WHAT YOU WILL DO: Write out the records that appear below, verbatim and complete, but without pictures.

(Figure record extracts)
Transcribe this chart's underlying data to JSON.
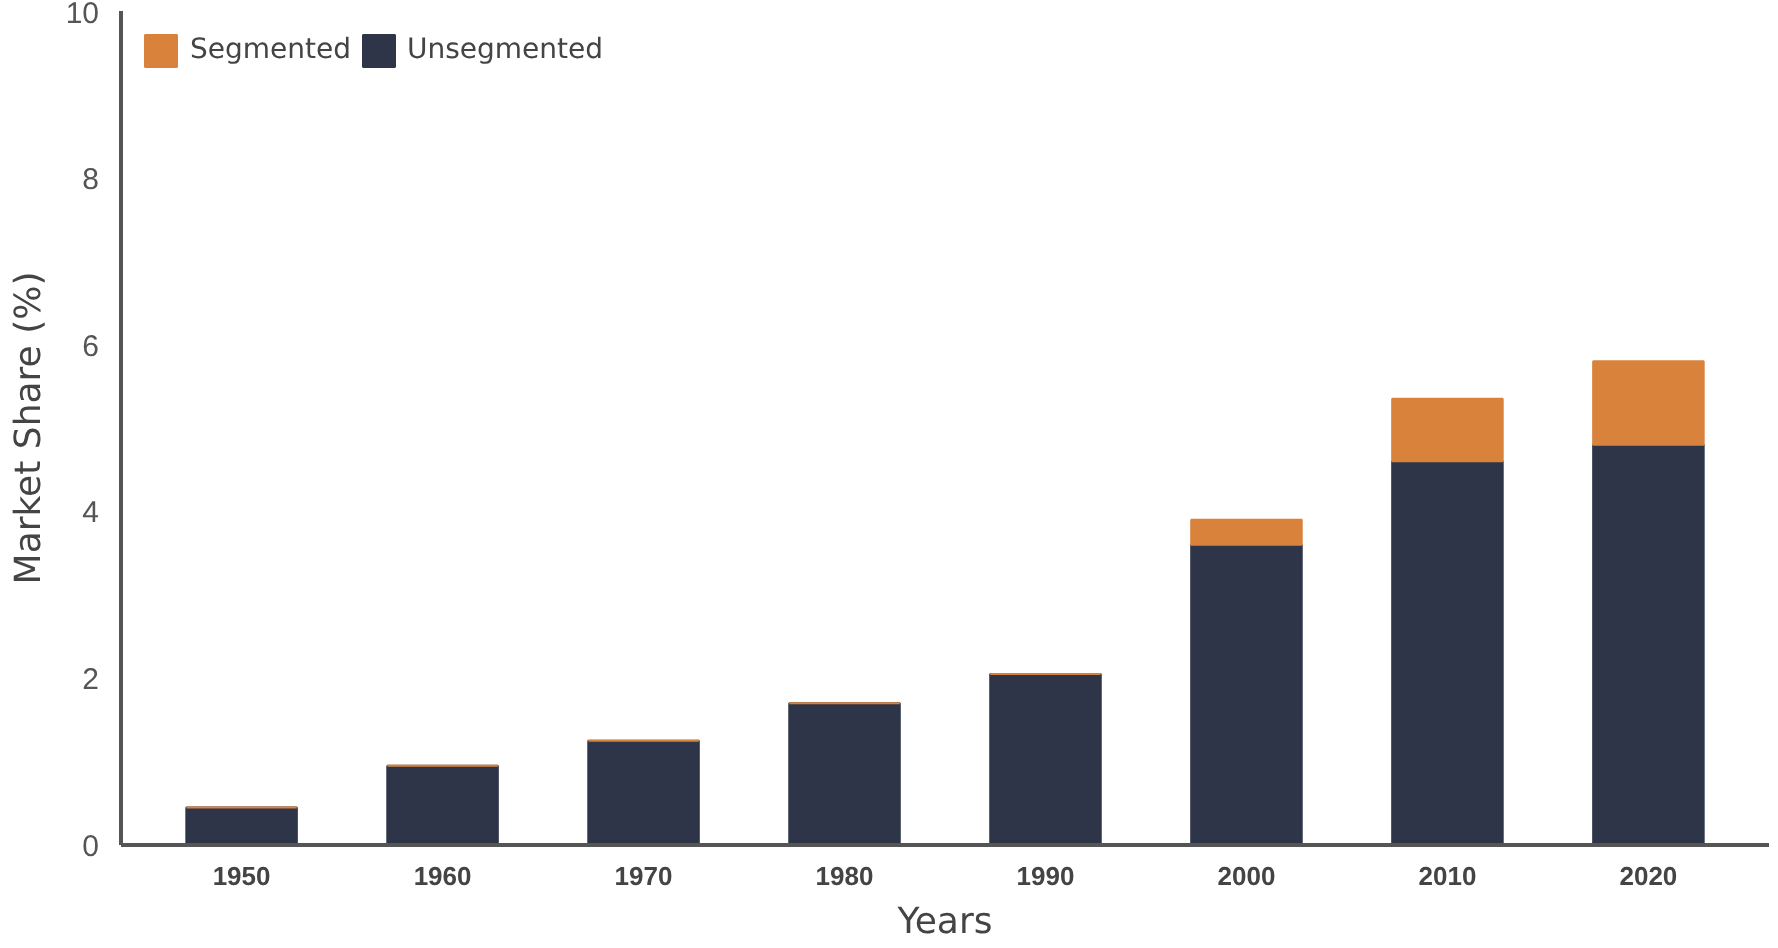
{
  "chart_data": {
    "type": "bar",
    "stacked": true,
    "xlabel": "Years",
    "ylabel": "Market Share (%)",
    "categories": [
      "1950",
      "1960",
      "1970",
      "1980",
      "1990",
      "2000",
      "2010",
      "2020"
    ],
    "series": [
      {
        "name": "Unsegmented",
        "color": "#2e3549",
        "values": [
          0.45,
          0.95,
          1.25,
          1.7,
          2.05,
          3.6,
          4.6,
          4.8
        ]
      },
      {
        "name": "Segmented",
        "color": "#d9823b",
        "values": [
          0,
          0,
          0,
          0,
          0,
          0.3,
          0.75,
          1.0
        ]
      }
    ],
    "ylim": [
      0,
      10
    ],
    "yticks": [
      0,
      2,
      4,
      6,
      8,
      10
    ],
    "grid": false,
    "legend": "top left"
  }
}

RESULT BELOW:
Transcribe this chart's underlying data to JSON.
{
  "chart_data": {
    "type": "bar",
    "stacked": true,
    "xlabel": "Years",
    "ylabel": "Market Share (%)",
    "categories": [
      "1950",
      "1960",
      "1970",
      "1980",
      "1990",
      "2000",
      "2010",
      "2020"
    ],
    "series": [
      {
        "name": "Unsegmented",
        "color": "#2e3549",
        "values": [
          0.45,
          0.95,
          1.25,
          1.7,
          2.05,
          3.6,
          4.6,
          4.8
        ]
      },
      {
        "name": "Segmented",
        "color": "#d9823b",
        "values": [
          0,
          0,
          0,
          0,
          0,
          0.3,
          0.75,
          1.0
        ]
      }
    ],
    "ylim": [
      0,
      10
    ],
    "yticks": [
      0,
      2,
      4,
      6,
      8,
      10
    ],
    "grid": false,
    "legend": "top left"
  }
}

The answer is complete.